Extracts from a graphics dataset
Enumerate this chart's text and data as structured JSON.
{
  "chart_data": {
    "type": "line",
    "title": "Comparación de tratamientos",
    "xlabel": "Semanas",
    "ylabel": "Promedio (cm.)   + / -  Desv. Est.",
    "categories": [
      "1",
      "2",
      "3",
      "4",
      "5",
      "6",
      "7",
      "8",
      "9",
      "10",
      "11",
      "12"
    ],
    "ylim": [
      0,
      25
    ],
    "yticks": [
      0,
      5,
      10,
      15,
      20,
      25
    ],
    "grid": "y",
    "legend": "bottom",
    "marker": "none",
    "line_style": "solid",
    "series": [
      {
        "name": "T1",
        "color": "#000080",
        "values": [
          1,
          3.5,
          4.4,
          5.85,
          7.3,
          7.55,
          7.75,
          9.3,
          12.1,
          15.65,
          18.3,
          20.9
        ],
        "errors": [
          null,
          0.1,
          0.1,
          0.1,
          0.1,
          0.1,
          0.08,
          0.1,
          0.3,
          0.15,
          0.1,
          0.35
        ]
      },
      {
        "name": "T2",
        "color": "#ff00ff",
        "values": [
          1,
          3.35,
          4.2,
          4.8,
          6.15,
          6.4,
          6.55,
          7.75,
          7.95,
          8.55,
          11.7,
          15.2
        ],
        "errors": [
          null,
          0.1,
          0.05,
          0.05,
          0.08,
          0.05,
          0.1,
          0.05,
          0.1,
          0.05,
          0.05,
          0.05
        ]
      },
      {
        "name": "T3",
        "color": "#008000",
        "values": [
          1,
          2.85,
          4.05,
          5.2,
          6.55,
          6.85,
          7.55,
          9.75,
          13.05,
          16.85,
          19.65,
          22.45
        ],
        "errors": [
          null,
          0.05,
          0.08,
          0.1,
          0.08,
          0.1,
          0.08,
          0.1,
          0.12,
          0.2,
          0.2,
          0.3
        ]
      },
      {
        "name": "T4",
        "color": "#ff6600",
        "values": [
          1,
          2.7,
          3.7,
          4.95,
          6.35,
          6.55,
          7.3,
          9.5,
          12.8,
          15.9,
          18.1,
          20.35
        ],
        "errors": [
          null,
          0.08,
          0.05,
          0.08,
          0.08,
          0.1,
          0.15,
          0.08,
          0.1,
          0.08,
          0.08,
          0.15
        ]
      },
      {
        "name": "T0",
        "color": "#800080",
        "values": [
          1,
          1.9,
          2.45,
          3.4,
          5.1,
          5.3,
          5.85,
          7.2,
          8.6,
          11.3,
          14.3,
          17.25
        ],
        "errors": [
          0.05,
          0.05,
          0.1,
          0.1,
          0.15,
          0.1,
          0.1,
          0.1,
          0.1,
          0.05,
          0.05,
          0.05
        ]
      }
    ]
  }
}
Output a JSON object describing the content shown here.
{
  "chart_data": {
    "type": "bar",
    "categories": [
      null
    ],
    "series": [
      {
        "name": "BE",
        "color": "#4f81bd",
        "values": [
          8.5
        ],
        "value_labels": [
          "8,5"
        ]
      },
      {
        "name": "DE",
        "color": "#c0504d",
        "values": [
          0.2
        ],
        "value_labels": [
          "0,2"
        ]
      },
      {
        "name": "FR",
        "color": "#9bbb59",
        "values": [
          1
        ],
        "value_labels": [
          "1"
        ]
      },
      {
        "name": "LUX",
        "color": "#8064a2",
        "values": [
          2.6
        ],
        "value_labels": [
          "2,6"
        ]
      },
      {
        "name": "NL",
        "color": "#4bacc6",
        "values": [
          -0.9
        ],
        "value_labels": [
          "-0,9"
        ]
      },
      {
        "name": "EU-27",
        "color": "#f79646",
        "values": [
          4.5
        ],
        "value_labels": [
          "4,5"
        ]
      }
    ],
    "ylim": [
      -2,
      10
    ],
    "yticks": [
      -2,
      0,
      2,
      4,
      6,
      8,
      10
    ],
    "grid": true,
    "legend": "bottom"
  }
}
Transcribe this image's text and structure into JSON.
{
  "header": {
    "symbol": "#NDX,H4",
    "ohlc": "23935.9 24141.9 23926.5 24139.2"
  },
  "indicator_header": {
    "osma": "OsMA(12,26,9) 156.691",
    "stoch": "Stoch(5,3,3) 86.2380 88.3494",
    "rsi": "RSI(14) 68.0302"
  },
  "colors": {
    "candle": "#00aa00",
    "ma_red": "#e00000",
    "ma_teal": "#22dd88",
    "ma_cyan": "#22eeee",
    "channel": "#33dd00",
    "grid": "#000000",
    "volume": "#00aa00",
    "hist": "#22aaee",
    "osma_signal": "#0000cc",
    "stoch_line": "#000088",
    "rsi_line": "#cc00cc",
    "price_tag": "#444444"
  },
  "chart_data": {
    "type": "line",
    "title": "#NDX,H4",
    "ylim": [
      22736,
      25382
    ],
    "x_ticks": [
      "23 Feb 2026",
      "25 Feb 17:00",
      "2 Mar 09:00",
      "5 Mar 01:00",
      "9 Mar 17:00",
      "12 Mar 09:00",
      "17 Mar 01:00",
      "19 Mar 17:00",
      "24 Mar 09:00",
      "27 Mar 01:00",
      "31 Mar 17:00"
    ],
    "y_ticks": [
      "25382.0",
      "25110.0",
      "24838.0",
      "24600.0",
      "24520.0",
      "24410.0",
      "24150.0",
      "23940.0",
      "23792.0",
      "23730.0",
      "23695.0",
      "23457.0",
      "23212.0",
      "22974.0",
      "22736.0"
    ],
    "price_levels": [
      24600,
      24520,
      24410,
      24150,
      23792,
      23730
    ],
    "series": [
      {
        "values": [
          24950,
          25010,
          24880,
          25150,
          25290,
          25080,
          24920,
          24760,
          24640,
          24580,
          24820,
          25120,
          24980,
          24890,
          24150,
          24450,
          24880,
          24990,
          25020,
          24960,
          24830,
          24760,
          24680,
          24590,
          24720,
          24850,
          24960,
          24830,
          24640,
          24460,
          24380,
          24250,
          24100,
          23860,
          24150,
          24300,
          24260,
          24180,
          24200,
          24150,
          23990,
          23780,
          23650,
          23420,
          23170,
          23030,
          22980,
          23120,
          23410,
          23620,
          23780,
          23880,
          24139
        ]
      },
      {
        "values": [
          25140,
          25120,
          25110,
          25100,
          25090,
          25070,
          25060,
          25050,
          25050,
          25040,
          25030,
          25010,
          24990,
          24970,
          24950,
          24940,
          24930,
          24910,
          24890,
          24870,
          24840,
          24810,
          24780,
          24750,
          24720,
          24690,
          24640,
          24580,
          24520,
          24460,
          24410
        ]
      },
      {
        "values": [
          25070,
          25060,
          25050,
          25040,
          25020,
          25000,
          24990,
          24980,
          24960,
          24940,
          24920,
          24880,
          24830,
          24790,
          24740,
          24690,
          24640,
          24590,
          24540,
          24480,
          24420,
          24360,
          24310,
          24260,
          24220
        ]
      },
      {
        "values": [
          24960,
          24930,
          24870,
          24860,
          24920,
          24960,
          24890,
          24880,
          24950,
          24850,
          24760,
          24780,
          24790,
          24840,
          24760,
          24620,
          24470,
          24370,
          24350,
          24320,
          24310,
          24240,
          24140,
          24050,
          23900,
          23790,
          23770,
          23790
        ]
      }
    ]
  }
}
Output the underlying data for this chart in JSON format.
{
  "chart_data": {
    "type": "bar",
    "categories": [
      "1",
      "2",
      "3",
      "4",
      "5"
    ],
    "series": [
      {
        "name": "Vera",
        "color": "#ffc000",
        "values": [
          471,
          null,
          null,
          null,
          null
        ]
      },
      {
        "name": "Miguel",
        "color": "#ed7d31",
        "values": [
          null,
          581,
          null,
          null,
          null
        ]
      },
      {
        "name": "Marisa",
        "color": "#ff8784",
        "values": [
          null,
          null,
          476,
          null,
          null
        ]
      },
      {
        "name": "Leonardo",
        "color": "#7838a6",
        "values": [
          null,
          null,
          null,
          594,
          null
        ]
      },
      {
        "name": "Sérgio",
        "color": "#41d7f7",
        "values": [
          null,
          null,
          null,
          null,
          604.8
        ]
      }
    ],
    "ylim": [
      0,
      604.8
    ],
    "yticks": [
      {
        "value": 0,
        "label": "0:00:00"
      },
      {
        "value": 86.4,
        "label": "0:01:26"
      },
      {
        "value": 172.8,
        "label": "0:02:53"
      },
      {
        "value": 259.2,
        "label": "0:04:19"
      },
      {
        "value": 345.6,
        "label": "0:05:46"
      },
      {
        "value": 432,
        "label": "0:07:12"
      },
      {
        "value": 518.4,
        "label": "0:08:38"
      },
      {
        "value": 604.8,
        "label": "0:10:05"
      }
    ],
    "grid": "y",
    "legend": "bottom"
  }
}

### GIVEN REQUEST
Using the records above, gather all lines where the string "title" is present.

### REPLY TO THE EXERCISE
    "title": "Comparación de tratamientos",
    "title": "#NDX,H4",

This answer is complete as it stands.